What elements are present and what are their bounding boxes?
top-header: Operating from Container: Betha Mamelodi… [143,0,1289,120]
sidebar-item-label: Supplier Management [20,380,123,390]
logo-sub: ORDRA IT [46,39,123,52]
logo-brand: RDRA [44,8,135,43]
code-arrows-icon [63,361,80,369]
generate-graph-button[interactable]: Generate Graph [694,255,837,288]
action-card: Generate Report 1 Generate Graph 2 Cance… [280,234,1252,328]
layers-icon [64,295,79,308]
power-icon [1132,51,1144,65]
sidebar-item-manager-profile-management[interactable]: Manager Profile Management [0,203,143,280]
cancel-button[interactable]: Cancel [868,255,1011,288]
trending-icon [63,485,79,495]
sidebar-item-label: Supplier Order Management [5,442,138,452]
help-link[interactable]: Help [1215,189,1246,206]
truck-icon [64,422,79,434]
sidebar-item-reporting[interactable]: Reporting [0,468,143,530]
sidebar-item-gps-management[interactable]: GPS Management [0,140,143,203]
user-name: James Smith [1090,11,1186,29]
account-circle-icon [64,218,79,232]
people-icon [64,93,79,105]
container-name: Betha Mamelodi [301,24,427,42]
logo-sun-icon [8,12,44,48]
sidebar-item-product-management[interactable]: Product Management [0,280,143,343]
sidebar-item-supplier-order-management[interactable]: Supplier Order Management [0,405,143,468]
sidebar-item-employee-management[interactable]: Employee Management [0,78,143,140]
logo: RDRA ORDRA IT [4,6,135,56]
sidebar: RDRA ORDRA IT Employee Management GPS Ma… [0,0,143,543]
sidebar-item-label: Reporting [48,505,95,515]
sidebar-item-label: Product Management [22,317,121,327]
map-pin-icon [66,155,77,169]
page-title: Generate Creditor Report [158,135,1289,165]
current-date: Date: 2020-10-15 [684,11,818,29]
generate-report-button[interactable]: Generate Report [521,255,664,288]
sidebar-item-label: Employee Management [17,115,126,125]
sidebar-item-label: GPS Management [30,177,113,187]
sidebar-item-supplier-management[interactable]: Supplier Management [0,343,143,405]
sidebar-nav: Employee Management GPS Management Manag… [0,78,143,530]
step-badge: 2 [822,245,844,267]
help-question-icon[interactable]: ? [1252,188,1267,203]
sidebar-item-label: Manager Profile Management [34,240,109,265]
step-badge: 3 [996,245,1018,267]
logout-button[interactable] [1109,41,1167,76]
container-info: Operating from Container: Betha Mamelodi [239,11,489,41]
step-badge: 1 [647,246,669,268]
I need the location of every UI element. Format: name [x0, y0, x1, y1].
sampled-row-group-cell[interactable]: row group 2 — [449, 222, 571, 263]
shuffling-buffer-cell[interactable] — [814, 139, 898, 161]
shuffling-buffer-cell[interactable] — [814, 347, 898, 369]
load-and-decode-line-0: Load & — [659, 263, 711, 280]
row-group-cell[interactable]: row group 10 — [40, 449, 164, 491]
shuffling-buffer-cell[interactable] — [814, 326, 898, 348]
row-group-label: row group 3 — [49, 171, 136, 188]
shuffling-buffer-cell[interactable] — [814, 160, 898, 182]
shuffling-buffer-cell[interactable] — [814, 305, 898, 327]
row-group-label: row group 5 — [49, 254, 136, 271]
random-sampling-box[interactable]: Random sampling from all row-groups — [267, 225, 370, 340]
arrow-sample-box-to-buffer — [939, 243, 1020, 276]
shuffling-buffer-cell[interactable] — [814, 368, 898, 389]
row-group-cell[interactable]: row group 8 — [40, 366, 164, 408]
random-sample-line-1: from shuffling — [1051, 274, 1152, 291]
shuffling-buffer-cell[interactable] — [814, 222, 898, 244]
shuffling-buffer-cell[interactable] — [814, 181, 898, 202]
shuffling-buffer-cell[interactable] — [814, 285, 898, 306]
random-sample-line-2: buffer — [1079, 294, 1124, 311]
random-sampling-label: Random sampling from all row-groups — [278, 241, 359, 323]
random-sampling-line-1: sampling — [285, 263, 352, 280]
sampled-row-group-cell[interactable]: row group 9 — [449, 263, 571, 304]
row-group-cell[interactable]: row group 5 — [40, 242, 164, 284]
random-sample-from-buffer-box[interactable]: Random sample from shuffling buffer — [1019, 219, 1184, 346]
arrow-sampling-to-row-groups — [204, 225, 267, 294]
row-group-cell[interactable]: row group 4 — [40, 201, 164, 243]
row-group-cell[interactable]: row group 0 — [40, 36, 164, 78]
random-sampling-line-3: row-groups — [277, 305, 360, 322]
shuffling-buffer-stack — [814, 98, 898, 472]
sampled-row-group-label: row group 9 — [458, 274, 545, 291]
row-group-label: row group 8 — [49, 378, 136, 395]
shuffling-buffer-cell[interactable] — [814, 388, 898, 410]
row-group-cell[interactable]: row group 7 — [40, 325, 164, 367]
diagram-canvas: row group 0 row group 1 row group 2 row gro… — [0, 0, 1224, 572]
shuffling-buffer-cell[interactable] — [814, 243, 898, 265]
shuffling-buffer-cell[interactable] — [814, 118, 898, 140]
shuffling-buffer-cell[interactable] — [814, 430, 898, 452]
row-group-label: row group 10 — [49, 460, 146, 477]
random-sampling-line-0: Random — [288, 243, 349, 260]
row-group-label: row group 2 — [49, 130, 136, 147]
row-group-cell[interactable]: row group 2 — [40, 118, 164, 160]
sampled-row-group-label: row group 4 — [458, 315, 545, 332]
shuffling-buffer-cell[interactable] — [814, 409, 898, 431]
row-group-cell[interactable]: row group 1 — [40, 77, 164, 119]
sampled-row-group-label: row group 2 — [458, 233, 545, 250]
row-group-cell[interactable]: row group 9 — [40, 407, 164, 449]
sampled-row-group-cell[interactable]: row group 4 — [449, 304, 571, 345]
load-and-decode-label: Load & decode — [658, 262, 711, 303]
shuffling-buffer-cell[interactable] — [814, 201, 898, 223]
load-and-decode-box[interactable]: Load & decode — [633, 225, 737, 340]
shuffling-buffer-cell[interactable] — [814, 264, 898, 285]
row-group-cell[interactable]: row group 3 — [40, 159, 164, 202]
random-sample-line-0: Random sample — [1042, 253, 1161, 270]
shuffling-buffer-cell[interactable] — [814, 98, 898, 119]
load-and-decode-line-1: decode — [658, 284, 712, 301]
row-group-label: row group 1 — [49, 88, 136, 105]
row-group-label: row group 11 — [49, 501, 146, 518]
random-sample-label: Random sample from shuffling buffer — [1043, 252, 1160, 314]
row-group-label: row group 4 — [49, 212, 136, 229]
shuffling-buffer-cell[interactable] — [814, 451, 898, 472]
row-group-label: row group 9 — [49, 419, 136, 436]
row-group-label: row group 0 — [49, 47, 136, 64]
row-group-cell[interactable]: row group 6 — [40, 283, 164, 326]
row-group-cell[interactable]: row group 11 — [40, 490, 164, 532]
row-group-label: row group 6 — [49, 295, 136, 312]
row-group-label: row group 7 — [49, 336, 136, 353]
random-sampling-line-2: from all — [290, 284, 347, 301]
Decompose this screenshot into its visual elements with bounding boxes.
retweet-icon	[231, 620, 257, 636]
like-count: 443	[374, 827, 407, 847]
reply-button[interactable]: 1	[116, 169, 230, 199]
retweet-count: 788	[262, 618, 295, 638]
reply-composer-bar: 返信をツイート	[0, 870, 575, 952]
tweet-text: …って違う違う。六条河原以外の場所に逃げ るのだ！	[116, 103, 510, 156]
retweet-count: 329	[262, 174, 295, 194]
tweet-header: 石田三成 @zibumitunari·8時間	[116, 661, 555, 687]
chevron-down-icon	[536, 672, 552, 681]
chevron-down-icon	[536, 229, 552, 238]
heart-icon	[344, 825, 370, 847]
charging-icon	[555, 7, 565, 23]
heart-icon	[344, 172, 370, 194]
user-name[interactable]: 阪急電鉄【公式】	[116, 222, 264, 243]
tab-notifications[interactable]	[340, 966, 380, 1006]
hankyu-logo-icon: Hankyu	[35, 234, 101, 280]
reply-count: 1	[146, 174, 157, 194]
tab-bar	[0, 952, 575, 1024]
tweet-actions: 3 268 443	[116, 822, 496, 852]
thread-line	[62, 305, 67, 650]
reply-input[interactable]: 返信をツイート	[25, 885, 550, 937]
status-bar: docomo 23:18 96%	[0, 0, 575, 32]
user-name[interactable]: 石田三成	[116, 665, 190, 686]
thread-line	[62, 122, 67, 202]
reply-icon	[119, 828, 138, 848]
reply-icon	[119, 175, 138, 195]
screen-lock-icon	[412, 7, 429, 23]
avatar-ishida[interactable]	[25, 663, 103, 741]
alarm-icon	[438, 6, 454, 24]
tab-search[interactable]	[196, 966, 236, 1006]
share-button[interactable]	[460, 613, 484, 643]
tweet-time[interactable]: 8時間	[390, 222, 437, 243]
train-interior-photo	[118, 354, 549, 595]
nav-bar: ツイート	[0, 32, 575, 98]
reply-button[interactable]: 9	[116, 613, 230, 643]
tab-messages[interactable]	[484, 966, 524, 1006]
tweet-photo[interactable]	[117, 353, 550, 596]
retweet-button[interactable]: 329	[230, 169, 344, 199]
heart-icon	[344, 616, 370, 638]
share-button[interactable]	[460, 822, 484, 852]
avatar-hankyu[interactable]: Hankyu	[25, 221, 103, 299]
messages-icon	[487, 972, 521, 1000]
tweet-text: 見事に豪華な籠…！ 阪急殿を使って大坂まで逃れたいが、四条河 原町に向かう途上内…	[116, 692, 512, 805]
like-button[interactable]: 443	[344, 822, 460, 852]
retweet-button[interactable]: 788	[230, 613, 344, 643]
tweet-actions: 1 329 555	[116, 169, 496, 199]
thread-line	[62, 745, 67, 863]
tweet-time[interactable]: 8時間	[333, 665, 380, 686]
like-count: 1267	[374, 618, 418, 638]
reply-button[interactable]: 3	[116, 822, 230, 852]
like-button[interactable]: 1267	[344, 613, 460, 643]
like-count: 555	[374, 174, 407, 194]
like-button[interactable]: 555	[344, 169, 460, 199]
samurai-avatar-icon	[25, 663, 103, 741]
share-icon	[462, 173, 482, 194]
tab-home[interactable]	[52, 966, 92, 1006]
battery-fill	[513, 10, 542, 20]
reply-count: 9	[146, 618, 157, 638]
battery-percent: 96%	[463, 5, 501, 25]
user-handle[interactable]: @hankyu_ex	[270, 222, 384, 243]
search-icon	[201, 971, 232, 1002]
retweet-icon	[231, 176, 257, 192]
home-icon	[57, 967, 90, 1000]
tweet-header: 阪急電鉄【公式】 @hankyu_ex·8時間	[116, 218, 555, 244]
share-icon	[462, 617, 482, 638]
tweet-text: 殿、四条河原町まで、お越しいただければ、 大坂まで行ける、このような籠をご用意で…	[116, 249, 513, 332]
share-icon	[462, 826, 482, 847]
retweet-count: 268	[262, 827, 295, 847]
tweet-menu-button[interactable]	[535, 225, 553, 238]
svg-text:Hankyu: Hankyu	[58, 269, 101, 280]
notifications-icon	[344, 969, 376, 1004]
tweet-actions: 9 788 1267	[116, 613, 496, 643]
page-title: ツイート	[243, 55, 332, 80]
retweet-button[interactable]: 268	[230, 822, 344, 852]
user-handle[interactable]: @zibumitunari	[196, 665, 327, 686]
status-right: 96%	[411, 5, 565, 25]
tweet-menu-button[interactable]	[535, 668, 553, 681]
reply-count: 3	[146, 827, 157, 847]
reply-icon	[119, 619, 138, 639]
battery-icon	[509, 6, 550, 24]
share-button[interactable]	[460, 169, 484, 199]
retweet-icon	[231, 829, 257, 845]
++++++++
**What is asked:** Arrange the data from its first line through the line that contains "code-arrows-icon [63,361,80,369]" as a numbered list, leaving out any blank lines.

**Written response:**
1. What elements are present and what are their bounding boxes?
2. top-header: Operating from Container: Betha Mamelodi… [143,0,1289,120]
3. sidebar-item-label: Supplier Management [20,380,123,390]
4. logo-sub: ORDRA IT [46,39,123,52]
5. logo-brand: RDRA [44,8,135,43]
6. code-arrows-icon [63,361,80,369]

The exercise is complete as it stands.